Reproduce all entries precisely as they are written.

┌─ Exercise inputs

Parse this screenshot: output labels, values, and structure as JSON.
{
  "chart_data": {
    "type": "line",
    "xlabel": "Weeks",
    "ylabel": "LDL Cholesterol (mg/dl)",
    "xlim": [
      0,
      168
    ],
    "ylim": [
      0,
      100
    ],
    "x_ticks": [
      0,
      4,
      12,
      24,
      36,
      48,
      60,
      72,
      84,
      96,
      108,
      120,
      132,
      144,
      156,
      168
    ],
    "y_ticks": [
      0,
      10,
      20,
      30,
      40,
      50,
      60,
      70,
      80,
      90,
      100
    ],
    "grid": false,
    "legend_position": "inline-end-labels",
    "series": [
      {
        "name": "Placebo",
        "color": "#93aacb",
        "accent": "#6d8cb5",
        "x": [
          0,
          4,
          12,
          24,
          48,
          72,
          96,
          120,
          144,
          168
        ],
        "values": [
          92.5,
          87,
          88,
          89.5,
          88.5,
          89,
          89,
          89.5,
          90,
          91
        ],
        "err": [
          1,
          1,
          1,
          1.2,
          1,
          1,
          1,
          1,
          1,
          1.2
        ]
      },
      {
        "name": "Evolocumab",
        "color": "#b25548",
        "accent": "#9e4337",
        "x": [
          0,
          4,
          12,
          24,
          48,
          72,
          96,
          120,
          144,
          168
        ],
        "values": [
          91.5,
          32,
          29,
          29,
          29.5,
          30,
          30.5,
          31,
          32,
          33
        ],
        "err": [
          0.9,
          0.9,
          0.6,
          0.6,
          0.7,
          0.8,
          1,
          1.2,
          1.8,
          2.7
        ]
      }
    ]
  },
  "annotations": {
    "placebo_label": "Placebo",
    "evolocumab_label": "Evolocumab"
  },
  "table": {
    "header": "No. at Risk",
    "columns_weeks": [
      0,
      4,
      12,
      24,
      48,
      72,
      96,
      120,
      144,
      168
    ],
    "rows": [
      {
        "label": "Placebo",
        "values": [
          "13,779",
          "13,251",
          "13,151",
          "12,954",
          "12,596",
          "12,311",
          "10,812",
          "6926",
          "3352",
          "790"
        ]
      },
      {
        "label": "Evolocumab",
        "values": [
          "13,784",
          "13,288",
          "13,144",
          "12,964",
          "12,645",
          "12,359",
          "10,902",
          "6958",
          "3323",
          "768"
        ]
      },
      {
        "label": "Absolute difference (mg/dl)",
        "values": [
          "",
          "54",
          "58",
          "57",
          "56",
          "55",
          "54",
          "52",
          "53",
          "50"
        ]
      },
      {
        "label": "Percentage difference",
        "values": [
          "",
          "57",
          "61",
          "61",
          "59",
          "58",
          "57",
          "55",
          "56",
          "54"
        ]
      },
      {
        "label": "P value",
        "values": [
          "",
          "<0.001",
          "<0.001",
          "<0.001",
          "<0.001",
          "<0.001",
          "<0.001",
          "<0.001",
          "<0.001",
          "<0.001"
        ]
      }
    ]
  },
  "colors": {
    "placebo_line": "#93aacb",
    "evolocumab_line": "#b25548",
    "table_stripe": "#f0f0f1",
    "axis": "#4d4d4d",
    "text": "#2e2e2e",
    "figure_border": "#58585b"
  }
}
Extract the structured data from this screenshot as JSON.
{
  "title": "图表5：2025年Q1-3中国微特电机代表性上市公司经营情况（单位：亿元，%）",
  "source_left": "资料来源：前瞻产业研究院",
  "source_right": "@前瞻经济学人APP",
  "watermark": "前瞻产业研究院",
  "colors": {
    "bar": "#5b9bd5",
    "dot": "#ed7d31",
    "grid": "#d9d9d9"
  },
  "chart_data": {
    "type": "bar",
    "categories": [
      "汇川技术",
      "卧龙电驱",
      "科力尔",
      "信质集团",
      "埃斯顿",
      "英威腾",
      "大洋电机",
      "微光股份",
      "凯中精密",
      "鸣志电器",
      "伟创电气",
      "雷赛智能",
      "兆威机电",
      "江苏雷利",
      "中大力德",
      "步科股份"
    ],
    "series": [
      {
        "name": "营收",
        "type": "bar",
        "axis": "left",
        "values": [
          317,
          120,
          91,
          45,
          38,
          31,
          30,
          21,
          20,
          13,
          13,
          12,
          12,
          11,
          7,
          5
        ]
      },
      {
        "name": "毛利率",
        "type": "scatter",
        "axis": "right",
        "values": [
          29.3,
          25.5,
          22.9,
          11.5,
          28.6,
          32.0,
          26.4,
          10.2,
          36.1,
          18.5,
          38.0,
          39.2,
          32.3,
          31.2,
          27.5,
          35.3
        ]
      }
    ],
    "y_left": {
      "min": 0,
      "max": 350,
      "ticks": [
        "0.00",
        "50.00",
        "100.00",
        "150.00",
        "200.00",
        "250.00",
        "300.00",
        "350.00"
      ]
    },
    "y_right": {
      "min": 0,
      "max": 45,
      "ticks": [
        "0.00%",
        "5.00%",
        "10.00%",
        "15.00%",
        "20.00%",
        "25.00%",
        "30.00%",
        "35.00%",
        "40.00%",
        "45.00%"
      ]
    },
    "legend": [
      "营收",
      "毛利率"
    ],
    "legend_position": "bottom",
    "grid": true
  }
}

└─

Answer to this task:
Parse this screenshot: output labels, values, and structure as JSON.
{
  "chart_data": {
    "type": "line",
    "xlabel": "Weeks",
    "ylabel": "LDL Cholesterol (mg/dl)",
    "xlim": [
      0,
      168
    ],
    "ylim": [
      0,
      100
    ],
    "x_ticks": [
      0,
      4,
      12,
      24,
      36,
      48,
      60,
      72,
      84,
      96,
      108,
      120,
      132,
      144,
      156,
      168
    ],
    "y_ticks": [
      0,
      10,
      20,
      30,
      40,
      50,
      60,
      70,
      80,
      90,
      100
    ],
    "grid": false,
    "legend_position": "inline-end-labels",
    "series": [
      {
        "name": "Placebo",
        "color": "#93aacb",
        "accent": "#6d8cb5",
        "x": [
          0,
          4,
          12,
          24,
          48,
          72,
          96,
          120,
          144,
          168
        ],
        "values": [
          92.5,
          87,
          88,
          89.5,
          88.5,
          89,
          89,
          89.5,
          90,
          91
        ],
        "err": [
          1,
          1,
          1,
          1.2,
          1,
          1,
          1,
          1,
          1,
          1.2
        ]
      },
      {
        "name": "Evolocumab",
        "color": "#b25548",
        "accent": "#9e4337",
        "x": [
          0,
          4,
          12,
          24,
          48,
          72,
          96,
          120,
          144,
          168
        ],
        "values": [
          91.5,
          32,
          29,
          29,
          29.5,
          30,
          30.5,
          31,
          32,
          33
        ],
        "err": [
          0.9,
          0.9,
          0.6,
          0.6,
          0.7,
          0.8,
          1,
          1.2,
          1.8,
          2.7
        ]
      }
    ]
  },
  "annotations": {
    "placebo_label": "Placebo",
    "evolocumab_label": "Evolocumab"
  },
  "table": {
    "header": "No. at Risk",
    "columns_weeks": [
      0,
      4,
      12,
      24,
      48,
      72,
      96,
      120,
      144,
      168
    ],
    "rows": [
      {
        "label": "Placebo",
        "values": [
          "13,779",
          "13,251",
          "13,151",
          "12,954",
          "12,596",
          "12,311",
          "10,812",
          "6926",
          "3352",
          "790"
        ]
      },
      {
        "label": "Evolocumab",
        "values": [
          "13,784",
          "13,288",
          "13,144",
          "12,964",
          "12,645",
          "12,359",
          "10,902",
          "6958",
          "3323",
          "768"
        ]
      },
      {
        "label": "Absolute difference (mg/dl)",
        "values": [
          "",
          "54",
          "58",
          "57",
          "56",
          "55",
          "54",
          "52",
          "53",
          "50"
        ]
      },
      {
        "label": "Percentage difference",
        "values": [
          "",
          "57",
          "61",
          "61",
          "59",
          "58",
          "57",
          "55",
          "56",
          "54"
        ]
      },
      {
        "label": "P value",
        "values": [
          "",
          "<0.001",
          "<0.001",
          "<0.001",
          "<0.001",
          "<0.001",
          "<0.001",
          "<0.001",
          "<0.001",
          "<0.001"
        ]
      }
    ]
  },
  "colors": {
    "placebo_line": "#93aacb",
    "evolocumab_line": "#b25548",
    "table_stripe": "#f0f0f1",
    "axis": "#4d4d4d",
    "text": "#2e2e2e",
    "figure_border": "#58585b"
  }
}
Extract the structured data from this screenshot as JSON.
{
  "title": "图表5：2025年Q1-3中国微特电机代表性上市公司经营情况（单位：亿元，%）",
  "source_left": "资料来源：前瞻产业研究院",
  "source_right": "@前瞻经济学人APP",
  "watermark": "前瞻产业研究院",
  "colors": {
    "bar": "#5b9bd5",
    "dot": "#ed7d31",
    "grid": "#d9d9d9"
  },
  "chart_data": {
    "type": "bar",
    "categories": [
      "汇川技术",
      "卧龙电驱",
      "科力尔",
      "信质集团",
      "埃斯顿",
      "英威腾",
      "大洋电机",
      "微光股份",
      "凯中精密",
      "鸣志电器",
      "伟创电气",
      "雷赛智能",
      "兆威机电",
      "江苏雷利",
      "中大力德",
      "步科股份"
    ],
    "series": [
      {
        "name": "营收",
        "type": "bar",
        "axis": "left",
        "values": [
          317,
          120,
          91,
          45,
          38,
          31,
          30,
          21,
          20,
          13,
          13,
          12,
          12,
          11,
          7,
          5
        ]
      },
      {
        "name": "毛利率",
        "type": "scatter",
        "axis": "right",
        "values": [
          29.3,
          25.5,
          22.9,
          11.5,
          28.6,
          32.0,
          26.4,
          10.2,
          36.1,
          18.5,
          38.0,
          39.2,
          32.3,
          31.2,
          27.5,
          35.3
        ]
      }
    ],
    "y_left": {
      "min": 0,
      "max": 350,
      "ticks": [
        "0.00",
        "50.00",
        "100.00",
        "150.00",
        "200.00",
        "250.00",
        "300.00",
        "350.00"
      ]
    },
    "y_right": {
      "min": 0,
      "max": 45,
      "ticks": [
        "0.00%",
        "5.00%",
        "10.00%",
        "15.00%",
        "20.00%",
        "25.00%",
        "30.00%",
        "35.00%",
        "40.00%",
        "45.00%"
      ]
    },
    "legend": [
      "营收",
      "毛利率"
    ],
    "legend_position": "bottom",
    "grid": true
  }
}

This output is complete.